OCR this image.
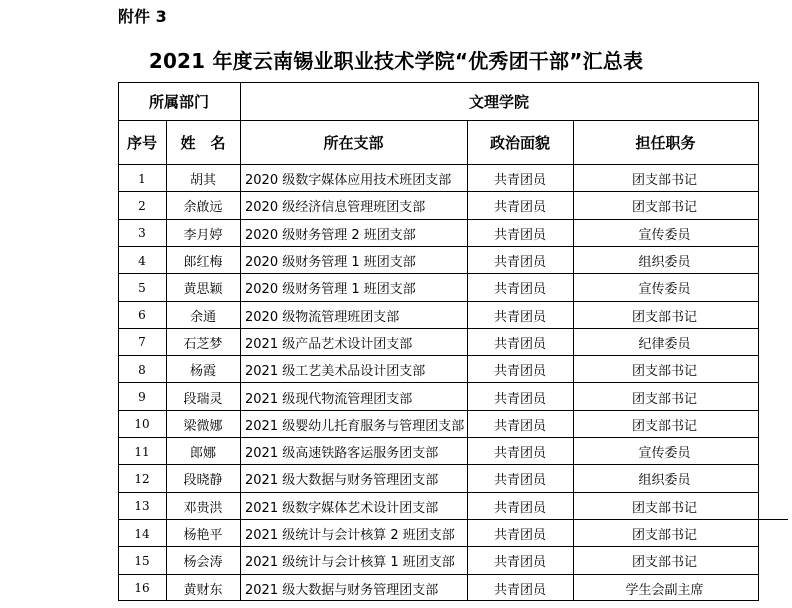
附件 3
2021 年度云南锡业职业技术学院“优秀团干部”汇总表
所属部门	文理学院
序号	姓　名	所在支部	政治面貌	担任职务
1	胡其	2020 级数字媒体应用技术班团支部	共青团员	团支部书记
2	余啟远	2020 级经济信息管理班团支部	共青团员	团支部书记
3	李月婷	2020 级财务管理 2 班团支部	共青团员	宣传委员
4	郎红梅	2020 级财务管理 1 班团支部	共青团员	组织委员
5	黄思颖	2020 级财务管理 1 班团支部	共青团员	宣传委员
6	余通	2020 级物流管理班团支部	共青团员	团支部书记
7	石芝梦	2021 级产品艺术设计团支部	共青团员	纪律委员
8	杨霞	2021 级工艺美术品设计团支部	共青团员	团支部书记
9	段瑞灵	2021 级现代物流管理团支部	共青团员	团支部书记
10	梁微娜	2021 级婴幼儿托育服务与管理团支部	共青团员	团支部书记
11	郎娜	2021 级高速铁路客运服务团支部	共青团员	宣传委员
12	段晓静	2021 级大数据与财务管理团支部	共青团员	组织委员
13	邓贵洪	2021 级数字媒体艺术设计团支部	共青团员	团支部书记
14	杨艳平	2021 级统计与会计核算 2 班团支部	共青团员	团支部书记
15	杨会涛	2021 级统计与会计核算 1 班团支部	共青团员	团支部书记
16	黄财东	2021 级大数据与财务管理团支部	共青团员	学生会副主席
________________________
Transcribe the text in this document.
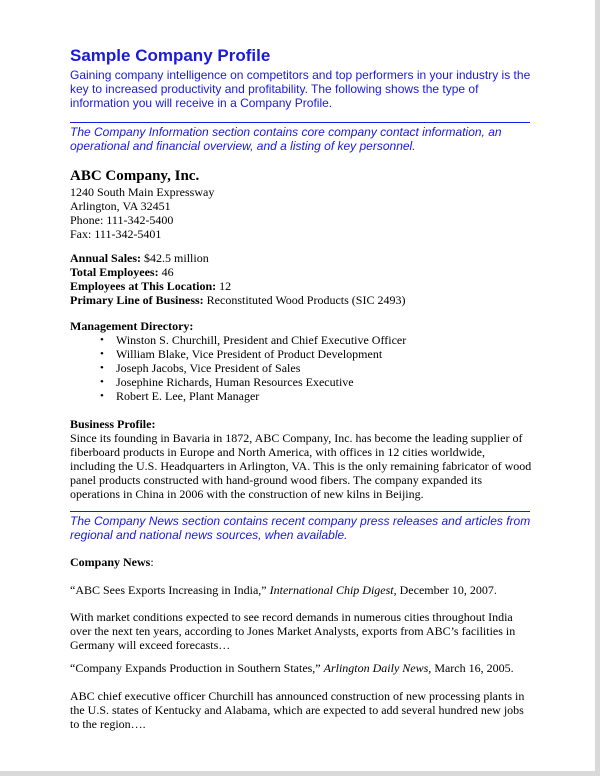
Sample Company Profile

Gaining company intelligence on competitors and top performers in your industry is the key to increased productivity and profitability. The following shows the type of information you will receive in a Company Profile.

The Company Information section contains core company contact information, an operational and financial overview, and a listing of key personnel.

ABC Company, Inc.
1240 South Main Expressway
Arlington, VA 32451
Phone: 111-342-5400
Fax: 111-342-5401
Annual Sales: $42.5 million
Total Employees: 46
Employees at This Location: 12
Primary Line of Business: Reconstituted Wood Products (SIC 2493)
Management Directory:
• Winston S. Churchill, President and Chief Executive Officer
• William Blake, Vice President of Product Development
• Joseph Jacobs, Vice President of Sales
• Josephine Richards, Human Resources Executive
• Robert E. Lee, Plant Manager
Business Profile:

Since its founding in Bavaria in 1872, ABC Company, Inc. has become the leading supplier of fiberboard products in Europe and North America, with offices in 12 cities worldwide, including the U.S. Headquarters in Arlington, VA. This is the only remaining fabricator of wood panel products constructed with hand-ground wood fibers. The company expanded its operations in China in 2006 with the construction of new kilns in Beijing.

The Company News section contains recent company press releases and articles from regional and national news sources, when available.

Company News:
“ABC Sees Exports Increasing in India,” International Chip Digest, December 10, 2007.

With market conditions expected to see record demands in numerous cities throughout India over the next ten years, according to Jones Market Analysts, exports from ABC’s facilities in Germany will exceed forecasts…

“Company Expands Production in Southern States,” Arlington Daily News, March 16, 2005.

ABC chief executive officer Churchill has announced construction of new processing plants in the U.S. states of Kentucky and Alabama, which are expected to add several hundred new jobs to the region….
________________________
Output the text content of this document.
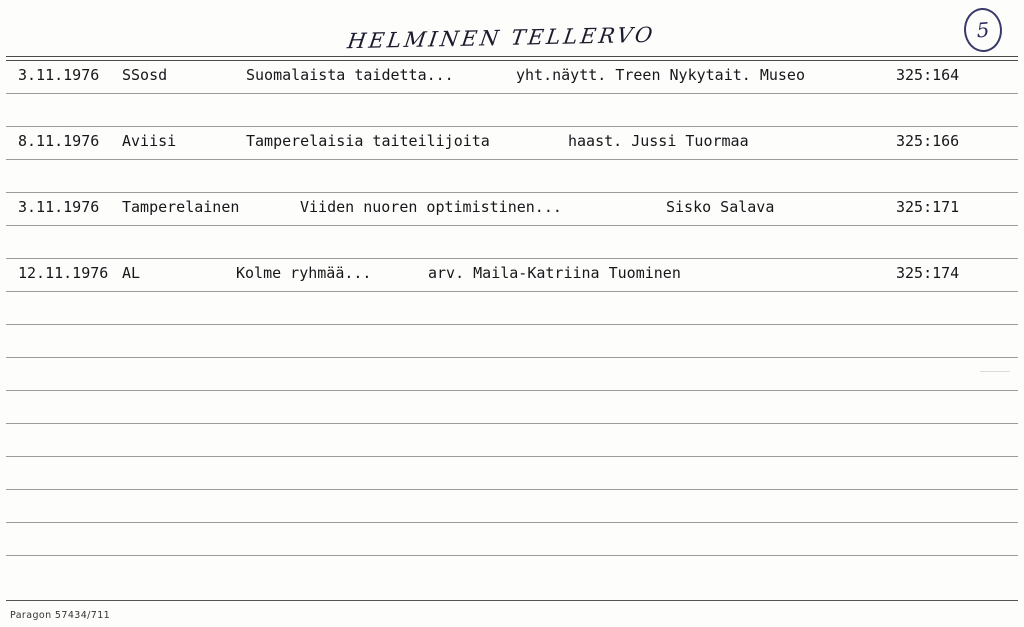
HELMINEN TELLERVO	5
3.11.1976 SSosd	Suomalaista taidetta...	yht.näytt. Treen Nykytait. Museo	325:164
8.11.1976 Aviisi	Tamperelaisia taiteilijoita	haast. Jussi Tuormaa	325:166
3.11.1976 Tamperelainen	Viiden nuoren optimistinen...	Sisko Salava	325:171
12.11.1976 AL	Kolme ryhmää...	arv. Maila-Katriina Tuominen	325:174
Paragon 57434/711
________________________
What the task asks:
Report how many lines contain "section". Give nothing but the number.

Right answer:
2